---- Entries provided

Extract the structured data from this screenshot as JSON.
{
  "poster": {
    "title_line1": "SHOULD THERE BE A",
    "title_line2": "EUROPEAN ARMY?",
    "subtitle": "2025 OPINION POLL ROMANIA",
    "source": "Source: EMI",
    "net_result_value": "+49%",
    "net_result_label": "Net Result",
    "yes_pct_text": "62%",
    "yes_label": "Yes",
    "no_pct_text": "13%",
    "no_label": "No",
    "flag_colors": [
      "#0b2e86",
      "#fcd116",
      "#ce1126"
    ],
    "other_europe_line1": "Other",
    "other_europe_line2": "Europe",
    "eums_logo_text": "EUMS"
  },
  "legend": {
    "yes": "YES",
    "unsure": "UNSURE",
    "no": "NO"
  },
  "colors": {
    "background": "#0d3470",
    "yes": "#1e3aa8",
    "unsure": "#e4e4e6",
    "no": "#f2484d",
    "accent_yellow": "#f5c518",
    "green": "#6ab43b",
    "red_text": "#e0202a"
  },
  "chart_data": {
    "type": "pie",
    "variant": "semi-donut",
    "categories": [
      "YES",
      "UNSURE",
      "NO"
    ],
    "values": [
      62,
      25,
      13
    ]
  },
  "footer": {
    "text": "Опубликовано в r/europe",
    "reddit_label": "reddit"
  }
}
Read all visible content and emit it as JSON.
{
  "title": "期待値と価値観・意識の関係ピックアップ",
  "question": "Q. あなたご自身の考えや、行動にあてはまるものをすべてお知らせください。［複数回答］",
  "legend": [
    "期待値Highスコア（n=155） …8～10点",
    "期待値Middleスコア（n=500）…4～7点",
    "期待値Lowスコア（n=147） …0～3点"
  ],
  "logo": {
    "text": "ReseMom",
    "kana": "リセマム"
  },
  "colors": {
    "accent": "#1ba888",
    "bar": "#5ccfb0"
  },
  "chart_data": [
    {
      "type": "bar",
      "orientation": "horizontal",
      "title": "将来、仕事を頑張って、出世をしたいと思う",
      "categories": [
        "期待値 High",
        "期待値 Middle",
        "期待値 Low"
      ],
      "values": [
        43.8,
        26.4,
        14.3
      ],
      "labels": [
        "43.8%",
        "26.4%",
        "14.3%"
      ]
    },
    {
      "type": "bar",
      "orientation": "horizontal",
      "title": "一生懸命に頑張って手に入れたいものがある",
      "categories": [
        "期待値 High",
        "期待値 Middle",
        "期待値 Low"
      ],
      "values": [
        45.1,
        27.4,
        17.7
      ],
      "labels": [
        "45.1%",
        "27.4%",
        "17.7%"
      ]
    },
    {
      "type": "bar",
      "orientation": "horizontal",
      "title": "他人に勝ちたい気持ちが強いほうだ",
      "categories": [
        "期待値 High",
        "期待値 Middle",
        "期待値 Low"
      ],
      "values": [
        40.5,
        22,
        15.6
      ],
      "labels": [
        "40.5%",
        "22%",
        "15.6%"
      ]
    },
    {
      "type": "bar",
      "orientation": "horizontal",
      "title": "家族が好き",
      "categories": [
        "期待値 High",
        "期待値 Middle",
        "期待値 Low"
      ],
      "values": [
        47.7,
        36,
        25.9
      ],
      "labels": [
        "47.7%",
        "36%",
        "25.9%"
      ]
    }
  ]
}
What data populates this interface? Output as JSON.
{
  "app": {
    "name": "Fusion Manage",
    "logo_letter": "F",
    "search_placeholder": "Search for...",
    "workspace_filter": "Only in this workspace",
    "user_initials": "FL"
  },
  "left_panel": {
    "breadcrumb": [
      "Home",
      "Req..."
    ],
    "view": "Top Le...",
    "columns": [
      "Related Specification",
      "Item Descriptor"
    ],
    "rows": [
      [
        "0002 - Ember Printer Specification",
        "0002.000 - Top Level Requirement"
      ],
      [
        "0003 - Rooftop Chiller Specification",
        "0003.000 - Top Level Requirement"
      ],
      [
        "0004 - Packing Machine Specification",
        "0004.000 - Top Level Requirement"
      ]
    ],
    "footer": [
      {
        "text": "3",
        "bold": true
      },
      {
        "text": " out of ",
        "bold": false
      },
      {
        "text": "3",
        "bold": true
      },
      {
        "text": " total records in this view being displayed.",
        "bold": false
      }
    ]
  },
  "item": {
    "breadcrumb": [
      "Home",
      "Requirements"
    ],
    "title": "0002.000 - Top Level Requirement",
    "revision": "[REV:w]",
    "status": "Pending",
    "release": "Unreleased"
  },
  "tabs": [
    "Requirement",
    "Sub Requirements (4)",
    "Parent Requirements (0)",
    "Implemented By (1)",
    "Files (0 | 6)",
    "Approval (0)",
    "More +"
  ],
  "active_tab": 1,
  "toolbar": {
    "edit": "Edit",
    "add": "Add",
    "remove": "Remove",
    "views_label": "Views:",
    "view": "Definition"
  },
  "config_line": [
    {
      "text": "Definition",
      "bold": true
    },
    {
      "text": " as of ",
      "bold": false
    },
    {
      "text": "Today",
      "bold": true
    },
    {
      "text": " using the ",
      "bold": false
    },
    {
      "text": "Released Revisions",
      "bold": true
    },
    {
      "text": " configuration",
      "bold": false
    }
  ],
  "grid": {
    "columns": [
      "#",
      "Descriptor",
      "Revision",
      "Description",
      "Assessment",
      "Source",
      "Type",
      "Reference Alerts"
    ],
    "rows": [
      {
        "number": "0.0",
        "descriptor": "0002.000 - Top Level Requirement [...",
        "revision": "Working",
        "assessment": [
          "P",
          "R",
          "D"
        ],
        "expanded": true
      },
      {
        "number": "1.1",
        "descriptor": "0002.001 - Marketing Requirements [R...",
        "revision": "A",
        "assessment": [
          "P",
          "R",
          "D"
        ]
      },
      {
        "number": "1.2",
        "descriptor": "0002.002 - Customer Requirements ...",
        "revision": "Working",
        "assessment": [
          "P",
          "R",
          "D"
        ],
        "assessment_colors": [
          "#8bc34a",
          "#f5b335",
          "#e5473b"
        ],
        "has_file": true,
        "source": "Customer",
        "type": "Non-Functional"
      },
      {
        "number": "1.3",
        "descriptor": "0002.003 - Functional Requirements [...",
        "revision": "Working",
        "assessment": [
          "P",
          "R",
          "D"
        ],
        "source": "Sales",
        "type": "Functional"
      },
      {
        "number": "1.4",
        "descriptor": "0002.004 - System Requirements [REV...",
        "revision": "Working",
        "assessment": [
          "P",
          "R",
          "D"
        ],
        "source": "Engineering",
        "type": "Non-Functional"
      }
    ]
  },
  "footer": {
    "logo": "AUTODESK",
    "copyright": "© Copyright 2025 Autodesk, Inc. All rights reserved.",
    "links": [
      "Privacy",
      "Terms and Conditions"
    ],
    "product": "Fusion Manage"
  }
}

--------

■ **Stated task**
Quote all of the entries verbatim.

■ **Final result**
Extract the structured data from this screenshot as JSON.
{
  "poster": {
    "title_line1": "SHOULD THERE BE A",
    "title_line2": "EUROPEAN ARMY?",
    "subtitle": "2025 OPINION POLL ROMANIA",
    "source": "Source: EMI",
    "net_result_value": "+49%",
    "net_result_label": "Net Result",
    "yes_pct_text": "62%",
    "yes_label": "Yes",
    "no_pct_text": "13%",
    "no_label": "No",
    "flag_colors": [
      "#0b2e86",
      "#fcd116",
      "#ce1126"
    ],
    "other_europe_line1": "Other",
    "other_europe_line2": "Europe",
    "eums_logo_text": "EUMS"
  },
  "legend": {
    "yes": "YES",
    "unsure": "UNSURE",
    "no": "NO"
  },
  "colors": {
    "background": "#0d3470",
    "yes": "#1e3aa8",
    "unsure": "#e4e4e6",
    "no": "#f2484d",
    "accent_yellow": "#f5c518",
    "green": "#6ab43b",
    "red_text": "#e0202a"
  },
  "chart_data": {
    "type": "pie",
    "variant": "semi-donut",
    "categories": [
      "YES",
      "UNSURE",
      "NO"
    ],
    "values": [
      62,
      25,
      13
    ]
  },
  "footer": {
    "text": "Опубликовано в r/europe",
    "reddit_label": "reddit"
  }
}
Read all visible content and emit it as JSON.
{
  "title": "期待値と価値観・意識の関係ピックアップ",
  "question": "Q. あなたご自身の考えや、行動にあてはまるものをすべてお知らせください。［複数回答］",
  "legend": [
    "期待値Highスコア（n=155） …8～10点",
    "期待値Middleスコア（n=500）…4～7点",
    "期待値Lowスコア（n=147） …0～3点"
  ],
  "logo": {
    "text": "ReseMom",
    "kana": "リセマム"
  },
  "colors": {
    "accent": "#1ba888",
    "bar": "#5ccfb0"
  },
  "chart_data": [
    {
      "type": "bar",
      "orientation": "horizontal",
      "title": "将来、仕事を頑張って、出世をしたいと思う",
      "categories": [
        "期待値 High",
        "期待値 Middle",
        "期待値 Low"
      ],
      "values": [
        43.8,
        26.4,
        14.3
      ],
      "labels": [
        "43.8%",
        "26.4%",
        "14.3%"
      ]
    },
    {
      "type": "bar",
      "orientation": "horizontal",
      "title": "一生懸命に頑張って手に入れたいものがある",
      "categories": [
        "期待値 High",
        "期待値 Middle",
        "期待値 Low"
      ],
      "values": [
        45.1,
        27.4,
        17.7
      ],
      "labels": [
        "45.1%",
        "27.4%",
        "17.7%"
      ]
    },
    {
      "type": "bar",
      "orientation": "horizontal",
      "title": "他人に勝ちたい気持ちが強いほうだ",
      "categories": [
        "期待値 High",
        "期待値 Middle",
        "期待値 Low"
      ],
      "values": [
        40.5,
        22,
        15.6
      ],
      "labels": [
        "40.5%",
        "22%",
        "15.6%"
      ]
    },
    {
      "type": "bar",
      "orientation": "horizontal",
      "title": "家族が好き",
      "categories": [
        "期待値 High",
        "期待値 Middle",
        "期待値 Low"
      ],
      "values": [
        47.7,
        36,
        25.9
      ],
      "labels": [
        "47.7%",
        "36%",
        "25.9%"
      ]
    }
  ]
}
What data populates this interface? Output as JSON.
{
  "app": {
    "name": "Fusion Manage",
    "logo_letter": "F",
    "search_placeholder": "Search for...",
    "workspace_filter": "Only in this workspace",
    "user_initials": "FL"
  },
  "left_panel": {
    "breadcrumb": [
      "Home",
      "Req..."
    ],
    "view": "Top Le...",
    "columns": [
      "Related Specification",
      "Item Descriptor"
    ],
    "rows": [
      [
        "0002 - Ember Printer Specification",
        "0002.000 - Top Level Requirement"
      ],
      [
        "0003 - Rooftop Chiller Specification",
        "0003.000 - Top Level Requirement"
      ],
      [
        "0004 - Packing Machine Specification",
        "0004.000 - Top Level Requirement"
      ]
    ],
    "footer": [
      {
        "text": "3",
        "bold": true
      },
      {
        "text": " out of ",
        "bold": false
      },
      {
        "text": "3",
        "bold": true
      },
      {
        "text": " total records in this view being displayed.",
        "bold": false
      }
    ]
  },
  "item": {
    "breadcrumb": [
      "Home",
      "Requirements"
    ],
    "title": "0002.000 - Top Level Requirement",
    "revision": "[REV:w]",
    "status": "Pending",
    "release": "Unreleased"
  },
  "tabs": [
    "Requirement",
    "Sub Requirements (4)",
    "Parent Requirements (0)",
    "Implemented By (1)",
    "Files (0 | 6)",
    "Approval (0)",
    "More +"
  ],
  "active_tab": 1,
  "toolbar": {
    "edit": "Edit",
    "add": "Add",
    "remove": "Remove",
    "views_label": "Views:",
    "view": "Definition"
  },
  "config_line": [
    {
      "text": "Definition",
      "bold": true
    },
    {
      "text": " as of ",
      "bold": false
    },
    {
      "text": "Today",
      "bold": true
    },
    {
      "text": " using the ",
      "bold": false
    },
    {
      "text": "Released Revisions",
      "bold": true
    },
    {
      "text": " configuration",
      "bold": false
    }
  ],
  "grid": {
    "columns": [
      "#",
      "Descriptor",
      "Revision",
      "Description",
      "Assessment",
      "Source",
      "Type",
      "Reference Alerts"
    ],
    "rows": [
      {
        "number": "0.0",
        "descriptor": "0002.000 - Top Level Requirement [...",
        "revision": "Working",
        "assessment": [
          "P",
          "R",
          "D"
        ],
        "expanded": true
      },
      {
        "number": "1.1",
        "descriptor": "0002.001 - Marketing Requirements [R...",
        "revision": "A",
        "assessment": [
          "P",
          "R",
          "D"
        ]
      },
      {
        "number": "1.2",
        "descriptor": "0002.002 - Customer Requirements ...",
        "revision": "Working",
        "assessment": [
          "P",
          "R",
          "D"
        ],
        "assessment_colors": [
          "#8bc34a",
          "#f5b335",
          "#e5473b"
        ],
        "has_file": true,
        "source": "Customer",
        "type": "Non-Functional"
      },
      {
        "number": "1.3",
        "descriptor": "0002.003 - Functional Requirements [...",
        "revision": "Working",
        "assessment": [
          "P",
          "R",
          "D"
        ],
        "source": "Sales",
        "type": "Functional"
      },
      {
        "number": "1.4",
        "descriptor": "0002.004 - System Requirements [REV...",
        "revision": "Working",
        "assessment": [
          "P",
          "R",
          "D"
        ],
        "source": "Engineering",
        "type": "Non-Functional"
      }
    ]
  },
  "footer": {
    "logo": "AUTODESK",
    "copyright": "© Copyright 2025 Autodesk, Inc. All rights reserved.",
    "links": [
      "Privacy",
      "Terms and Conditions"
    ],
    "product": "Fusion Manage"
  }
}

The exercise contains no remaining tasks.